'''

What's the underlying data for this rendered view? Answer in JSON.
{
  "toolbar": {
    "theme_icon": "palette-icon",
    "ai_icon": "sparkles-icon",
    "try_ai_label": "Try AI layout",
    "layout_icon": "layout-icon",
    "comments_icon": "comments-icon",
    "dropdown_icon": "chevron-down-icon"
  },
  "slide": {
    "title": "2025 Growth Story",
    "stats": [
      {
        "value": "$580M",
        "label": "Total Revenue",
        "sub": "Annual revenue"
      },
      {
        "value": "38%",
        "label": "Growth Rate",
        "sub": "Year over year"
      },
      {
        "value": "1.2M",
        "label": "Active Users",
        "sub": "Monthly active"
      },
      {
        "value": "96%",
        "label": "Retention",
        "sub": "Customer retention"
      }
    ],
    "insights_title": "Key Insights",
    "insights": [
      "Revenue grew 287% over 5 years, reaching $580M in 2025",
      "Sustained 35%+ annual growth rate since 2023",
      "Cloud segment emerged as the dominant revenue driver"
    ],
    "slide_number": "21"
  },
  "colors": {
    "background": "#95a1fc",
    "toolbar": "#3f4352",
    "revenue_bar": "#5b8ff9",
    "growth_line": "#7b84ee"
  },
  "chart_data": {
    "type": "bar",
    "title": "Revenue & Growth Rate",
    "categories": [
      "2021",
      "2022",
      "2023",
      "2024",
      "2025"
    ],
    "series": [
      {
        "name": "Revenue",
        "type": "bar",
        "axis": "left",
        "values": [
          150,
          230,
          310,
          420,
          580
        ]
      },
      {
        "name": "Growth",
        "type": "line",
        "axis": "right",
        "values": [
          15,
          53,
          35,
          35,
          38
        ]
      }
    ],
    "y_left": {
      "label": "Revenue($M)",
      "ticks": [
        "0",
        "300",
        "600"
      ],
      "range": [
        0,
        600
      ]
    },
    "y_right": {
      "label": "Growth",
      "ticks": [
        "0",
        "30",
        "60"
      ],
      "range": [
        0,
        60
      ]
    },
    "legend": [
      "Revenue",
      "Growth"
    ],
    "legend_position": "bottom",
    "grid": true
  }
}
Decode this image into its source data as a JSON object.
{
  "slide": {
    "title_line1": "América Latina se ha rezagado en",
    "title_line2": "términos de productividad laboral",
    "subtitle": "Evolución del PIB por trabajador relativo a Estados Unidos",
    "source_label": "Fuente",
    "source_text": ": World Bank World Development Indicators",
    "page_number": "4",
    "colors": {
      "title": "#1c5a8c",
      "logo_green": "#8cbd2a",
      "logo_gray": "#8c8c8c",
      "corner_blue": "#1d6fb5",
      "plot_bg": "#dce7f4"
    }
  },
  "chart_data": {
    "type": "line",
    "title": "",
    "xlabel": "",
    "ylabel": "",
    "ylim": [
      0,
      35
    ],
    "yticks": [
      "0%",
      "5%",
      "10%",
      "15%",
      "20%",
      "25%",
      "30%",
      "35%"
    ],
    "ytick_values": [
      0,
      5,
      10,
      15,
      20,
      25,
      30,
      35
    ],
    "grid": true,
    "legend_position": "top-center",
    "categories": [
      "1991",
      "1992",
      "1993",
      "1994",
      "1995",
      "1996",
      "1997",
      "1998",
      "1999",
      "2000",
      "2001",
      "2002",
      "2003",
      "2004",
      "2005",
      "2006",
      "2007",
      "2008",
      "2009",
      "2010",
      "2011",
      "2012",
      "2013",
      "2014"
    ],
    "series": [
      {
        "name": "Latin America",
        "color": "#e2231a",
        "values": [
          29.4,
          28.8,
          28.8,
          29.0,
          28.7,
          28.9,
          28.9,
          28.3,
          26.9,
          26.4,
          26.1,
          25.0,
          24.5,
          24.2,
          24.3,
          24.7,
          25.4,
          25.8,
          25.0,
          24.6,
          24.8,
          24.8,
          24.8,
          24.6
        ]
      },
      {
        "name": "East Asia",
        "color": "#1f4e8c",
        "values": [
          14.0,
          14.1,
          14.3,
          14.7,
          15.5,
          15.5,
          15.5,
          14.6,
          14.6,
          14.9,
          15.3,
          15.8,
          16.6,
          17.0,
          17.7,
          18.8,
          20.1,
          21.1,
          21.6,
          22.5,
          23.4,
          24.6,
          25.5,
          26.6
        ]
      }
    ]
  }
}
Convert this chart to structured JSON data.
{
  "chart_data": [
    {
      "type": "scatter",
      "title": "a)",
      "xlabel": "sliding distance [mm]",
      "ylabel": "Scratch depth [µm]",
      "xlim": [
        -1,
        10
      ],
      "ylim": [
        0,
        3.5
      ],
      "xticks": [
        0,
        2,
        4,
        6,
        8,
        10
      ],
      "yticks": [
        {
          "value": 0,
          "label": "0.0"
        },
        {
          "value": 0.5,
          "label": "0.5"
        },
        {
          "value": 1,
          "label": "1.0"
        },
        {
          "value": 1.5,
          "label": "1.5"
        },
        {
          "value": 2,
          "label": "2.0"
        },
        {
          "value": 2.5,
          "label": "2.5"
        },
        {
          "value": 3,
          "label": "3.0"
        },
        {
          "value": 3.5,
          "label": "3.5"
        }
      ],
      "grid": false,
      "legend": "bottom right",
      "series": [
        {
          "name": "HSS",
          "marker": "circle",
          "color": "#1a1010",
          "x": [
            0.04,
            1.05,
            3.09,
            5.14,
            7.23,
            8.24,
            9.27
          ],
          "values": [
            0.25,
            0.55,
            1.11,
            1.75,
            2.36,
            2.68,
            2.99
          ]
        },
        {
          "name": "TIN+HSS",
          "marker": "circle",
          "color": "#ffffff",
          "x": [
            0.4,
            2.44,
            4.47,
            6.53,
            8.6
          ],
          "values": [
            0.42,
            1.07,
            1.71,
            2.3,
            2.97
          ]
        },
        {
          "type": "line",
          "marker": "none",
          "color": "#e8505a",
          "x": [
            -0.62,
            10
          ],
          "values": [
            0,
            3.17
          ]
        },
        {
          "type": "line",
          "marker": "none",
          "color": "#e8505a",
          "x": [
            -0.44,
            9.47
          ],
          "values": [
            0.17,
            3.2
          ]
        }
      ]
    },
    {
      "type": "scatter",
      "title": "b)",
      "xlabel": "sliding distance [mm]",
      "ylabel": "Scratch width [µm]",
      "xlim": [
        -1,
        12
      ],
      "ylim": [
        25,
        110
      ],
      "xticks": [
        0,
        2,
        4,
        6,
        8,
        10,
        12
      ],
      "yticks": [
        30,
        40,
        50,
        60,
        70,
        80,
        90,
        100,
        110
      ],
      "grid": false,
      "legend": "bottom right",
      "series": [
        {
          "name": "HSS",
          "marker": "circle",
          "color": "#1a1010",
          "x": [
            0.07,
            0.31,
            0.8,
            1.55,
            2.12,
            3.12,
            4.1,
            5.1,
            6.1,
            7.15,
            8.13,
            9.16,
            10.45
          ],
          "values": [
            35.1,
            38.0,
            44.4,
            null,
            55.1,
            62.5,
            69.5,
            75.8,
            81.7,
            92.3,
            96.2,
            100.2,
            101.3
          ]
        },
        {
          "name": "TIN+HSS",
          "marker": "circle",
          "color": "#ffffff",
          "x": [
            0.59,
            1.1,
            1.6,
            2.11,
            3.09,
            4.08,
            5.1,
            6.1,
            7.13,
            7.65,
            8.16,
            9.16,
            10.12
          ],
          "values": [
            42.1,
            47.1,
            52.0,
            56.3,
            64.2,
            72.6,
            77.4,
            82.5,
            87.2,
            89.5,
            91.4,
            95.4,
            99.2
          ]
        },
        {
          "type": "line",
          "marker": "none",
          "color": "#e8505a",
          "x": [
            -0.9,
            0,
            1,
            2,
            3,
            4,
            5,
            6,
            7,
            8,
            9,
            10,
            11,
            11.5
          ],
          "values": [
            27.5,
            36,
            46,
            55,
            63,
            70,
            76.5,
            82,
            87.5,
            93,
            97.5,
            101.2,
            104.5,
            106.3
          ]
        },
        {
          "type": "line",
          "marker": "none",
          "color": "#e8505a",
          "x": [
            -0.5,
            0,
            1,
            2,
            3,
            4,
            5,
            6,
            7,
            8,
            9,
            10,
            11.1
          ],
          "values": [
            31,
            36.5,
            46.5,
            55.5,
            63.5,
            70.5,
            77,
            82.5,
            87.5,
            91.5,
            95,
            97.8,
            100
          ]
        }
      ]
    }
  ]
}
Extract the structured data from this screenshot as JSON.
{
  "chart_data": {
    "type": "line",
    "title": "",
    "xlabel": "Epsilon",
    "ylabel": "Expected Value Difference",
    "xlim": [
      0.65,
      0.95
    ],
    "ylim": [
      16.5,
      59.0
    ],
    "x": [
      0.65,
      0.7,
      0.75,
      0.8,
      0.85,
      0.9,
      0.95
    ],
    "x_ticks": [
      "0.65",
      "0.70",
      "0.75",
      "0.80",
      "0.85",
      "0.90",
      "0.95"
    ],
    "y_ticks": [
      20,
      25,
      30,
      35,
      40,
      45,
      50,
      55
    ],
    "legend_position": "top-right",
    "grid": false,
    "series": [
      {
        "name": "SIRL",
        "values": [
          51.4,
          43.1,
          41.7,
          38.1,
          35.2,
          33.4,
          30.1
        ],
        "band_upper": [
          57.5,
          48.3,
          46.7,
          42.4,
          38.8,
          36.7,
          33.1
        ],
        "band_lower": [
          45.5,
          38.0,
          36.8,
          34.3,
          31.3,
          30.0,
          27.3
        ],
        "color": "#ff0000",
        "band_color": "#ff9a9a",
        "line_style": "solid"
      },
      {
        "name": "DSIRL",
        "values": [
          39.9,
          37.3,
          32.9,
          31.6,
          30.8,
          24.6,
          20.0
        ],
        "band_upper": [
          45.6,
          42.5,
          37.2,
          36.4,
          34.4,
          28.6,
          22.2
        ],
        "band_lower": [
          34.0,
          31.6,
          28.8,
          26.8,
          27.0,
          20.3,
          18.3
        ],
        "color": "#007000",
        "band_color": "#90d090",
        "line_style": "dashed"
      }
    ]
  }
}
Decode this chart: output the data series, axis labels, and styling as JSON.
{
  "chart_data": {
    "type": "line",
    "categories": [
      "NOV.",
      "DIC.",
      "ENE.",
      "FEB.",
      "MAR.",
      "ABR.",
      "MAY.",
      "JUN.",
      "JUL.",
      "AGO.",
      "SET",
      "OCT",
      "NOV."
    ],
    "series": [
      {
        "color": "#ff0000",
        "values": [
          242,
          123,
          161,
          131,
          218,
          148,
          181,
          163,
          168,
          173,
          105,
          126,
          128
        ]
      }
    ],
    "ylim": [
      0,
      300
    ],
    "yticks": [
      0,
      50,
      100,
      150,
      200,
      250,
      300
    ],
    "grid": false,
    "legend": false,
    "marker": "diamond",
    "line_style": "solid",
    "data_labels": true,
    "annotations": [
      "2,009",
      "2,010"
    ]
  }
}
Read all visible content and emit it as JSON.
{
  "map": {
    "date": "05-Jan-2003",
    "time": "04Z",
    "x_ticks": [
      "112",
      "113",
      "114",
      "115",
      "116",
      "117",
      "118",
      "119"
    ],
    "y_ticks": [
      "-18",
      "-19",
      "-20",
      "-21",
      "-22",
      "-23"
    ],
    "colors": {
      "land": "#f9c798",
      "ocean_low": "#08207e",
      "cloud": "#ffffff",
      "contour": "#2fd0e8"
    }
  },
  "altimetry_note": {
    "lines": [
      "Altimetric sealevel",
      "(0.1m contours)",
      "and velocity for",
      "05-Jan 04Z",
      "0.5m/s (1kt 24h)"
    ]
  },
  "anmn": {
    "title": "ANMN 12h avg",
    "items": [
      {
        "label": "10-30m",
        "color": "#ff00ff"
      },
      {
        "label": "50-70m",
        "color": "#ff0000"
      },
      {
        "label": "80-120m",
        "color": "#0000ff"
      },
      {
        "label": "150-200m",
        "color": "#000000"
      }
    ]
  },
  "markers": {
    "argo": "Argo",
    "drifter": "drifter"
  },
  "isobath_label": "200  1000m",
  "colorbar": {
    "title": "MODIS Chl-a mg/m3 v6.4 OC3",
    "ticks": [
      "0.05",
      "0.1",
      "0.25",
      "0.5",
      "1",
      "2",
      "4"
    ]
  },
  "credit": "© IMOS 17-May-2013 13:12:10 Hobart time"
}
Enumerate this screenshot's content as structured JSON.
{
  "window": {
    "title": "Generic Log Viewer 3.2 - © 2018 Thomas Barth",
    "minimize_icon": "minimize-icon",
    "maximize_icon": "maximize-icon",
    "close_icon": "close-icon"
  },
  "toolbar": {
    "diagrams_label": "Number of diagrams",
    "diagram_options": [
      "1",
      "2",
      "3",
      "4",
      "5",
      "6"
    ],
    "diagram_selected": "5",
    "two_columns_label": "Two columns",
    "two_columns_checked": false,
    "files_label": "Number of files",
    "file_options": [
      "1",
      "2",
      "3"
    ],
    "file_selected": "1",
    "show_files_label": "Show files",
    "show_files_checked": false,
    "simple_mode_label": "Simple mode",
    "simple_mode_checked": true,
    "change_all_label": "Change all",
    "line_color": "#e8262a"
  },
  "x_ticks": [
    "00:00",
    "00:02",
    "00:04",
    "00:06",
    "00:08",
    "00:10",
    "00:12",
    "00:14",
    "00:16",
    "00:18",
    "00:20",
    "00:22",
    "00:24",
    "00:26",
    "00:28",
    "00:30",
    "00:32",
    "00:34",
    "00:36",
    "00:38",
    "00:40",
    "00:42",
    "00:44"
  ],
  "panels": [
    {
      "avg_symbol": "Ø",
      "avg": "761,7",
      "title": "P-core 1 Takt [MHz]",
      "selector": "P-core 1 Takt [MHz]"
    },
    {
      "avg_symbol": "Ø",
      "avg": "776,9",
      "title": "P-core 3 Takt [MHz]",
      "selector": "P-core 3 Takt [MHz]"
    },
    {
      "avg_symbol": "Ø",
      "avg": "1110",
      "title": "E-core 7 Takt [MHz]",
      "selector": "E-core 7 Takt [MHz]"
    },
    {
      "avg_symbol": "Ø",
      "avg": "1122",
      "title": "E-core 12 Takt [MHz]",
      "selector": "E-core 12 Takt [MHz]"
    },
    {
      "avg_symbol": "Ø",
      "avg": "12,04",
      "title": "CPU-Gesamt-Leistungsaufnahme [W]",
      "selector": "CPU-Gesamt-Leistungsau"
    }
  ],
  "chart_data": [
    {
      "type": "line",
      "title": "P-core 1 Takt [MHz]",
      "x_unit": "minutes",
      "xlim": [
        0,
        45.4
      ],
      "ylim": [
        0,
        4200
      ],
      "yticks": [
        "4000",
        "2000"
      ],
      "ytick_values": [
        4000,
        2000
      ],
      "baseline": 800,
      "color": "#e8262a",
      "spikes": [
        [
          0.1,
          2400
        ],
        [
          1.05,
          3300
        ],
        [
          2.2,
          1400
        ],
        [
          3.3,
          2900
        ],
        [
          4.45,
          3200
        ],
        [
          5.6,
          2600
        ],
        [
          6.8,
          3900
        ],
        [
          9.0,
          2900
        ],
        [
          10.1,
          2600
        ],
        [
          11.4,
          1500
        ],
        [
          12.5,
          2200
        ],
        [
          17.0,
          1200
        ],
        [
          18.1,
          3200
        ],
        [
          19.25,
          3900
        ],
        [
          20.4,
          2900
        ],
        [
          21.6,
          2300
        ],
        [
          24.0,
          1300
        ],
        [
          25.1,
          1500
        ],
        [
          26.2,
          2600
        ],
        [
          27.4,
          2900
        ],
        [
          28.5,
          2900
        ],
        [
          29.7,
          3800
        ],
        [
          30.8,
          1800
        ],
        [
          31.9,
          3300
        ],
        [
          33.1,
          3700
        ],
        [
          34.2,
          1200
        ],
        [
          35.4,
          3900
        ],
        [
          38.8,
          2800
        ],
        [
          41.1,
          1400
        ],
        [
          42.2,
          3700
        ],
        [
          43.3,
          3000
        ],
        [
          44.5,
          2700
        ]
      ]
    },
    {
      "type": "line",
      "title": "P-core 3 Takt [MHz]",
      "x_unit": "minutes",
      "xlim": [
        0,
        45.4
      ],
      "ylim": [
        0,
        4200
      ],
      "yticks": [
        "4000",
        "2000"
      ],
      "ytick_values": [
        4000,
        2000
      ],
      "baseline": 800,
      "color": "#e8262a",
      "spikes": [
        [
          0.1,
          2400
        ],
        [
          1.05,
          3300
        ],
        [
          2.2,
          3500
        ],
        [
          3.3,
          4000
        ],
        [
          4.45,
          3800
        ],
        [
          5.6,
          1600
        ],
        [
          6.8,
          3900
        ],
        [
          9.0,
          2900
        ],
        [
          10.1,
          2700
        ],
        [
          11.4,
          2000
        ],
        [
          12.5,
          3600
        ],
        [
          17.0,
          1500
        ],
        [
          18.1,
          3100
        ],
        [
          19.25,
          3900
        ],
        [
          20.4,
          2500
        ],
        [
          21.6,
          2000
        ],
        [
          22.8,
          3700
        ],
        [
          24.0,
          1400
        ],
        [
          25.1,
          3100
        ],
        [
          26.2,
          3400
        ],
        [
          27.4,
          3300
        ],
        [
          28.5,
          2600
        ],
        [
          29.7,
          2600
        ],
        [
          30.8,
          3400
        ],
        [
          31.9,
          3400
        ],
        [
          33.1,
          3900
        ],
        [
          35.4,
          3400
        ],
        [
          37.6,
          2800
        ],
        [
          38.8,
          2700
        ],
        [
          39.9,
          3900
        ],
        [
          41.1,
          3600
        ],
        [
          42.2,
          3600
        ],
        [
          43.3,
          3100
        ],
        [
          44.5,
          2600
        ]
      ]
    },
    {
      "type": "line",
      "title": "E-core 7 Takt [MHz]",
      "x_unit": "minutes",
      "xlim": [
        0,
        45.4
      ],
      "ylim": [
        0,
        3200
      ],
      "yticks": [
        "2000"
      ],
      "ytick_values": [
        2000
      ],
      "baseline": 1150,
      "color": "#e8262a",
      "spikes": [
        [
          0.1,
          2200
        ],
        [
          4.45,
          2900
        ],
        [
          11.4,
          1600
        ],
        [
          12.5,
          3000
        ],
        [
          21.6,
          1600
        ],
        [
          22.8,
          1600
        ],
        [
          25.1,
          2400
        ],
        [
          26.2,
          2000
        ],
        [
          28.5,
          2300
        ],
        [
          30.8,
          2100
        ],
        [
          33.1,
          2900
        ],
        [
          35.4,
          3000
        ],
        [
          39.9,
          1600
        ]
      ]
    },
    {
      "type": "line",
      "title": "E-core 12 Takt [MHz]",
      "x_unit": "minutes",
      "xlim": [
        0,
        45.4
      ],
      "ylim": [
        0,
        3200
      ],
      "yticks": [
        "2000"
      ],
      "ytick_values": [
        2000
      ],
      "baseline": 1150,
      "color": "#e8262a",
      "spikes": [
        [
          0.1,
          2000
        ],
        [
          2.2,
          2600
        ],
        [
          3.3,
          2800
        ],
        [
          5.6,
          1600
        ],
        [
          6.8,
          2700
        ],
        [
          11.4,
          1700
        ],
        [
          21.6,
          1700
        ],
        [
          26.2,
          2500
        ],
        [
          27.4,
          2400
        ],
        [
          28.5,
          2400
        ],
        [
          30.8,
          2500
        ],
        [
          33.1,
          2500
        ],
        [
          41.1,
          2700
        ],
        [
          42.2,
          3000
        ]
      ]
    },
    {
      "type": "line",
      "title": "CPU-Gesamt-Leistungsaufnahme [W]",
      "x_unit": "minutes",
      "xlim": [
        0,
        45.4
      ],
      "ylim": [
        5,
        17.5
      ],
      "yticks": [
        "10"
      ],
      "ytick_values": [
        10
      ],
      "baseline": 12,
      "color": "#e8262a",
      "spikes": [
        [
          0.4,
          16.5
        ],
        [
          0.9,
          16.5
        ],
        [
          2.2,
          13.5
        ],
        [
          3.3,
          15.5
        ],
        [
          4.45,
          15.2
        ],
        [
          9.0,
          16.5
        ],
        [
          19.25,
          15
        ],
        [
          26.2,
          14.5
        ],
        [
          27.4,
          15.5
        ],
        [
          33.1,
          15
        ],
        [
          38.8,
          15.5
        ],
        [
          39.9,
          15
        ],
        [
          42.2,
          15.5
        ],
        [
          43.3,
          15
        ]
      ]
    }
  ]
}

'''

*Set exercise:* Read through the entries and copy each line in which "selector" appears.

*Exercise result:*
      "selector": "P-core 1 Takt [MHz]"
      "selector": "P-core 3 Takt [MHz]"
      "selector": "E-core 7 Takt [MHz]"
      "selector": "E-core 12 Takt [MHz]"
      "selector": "CPU-Gesamt-Leistungsau"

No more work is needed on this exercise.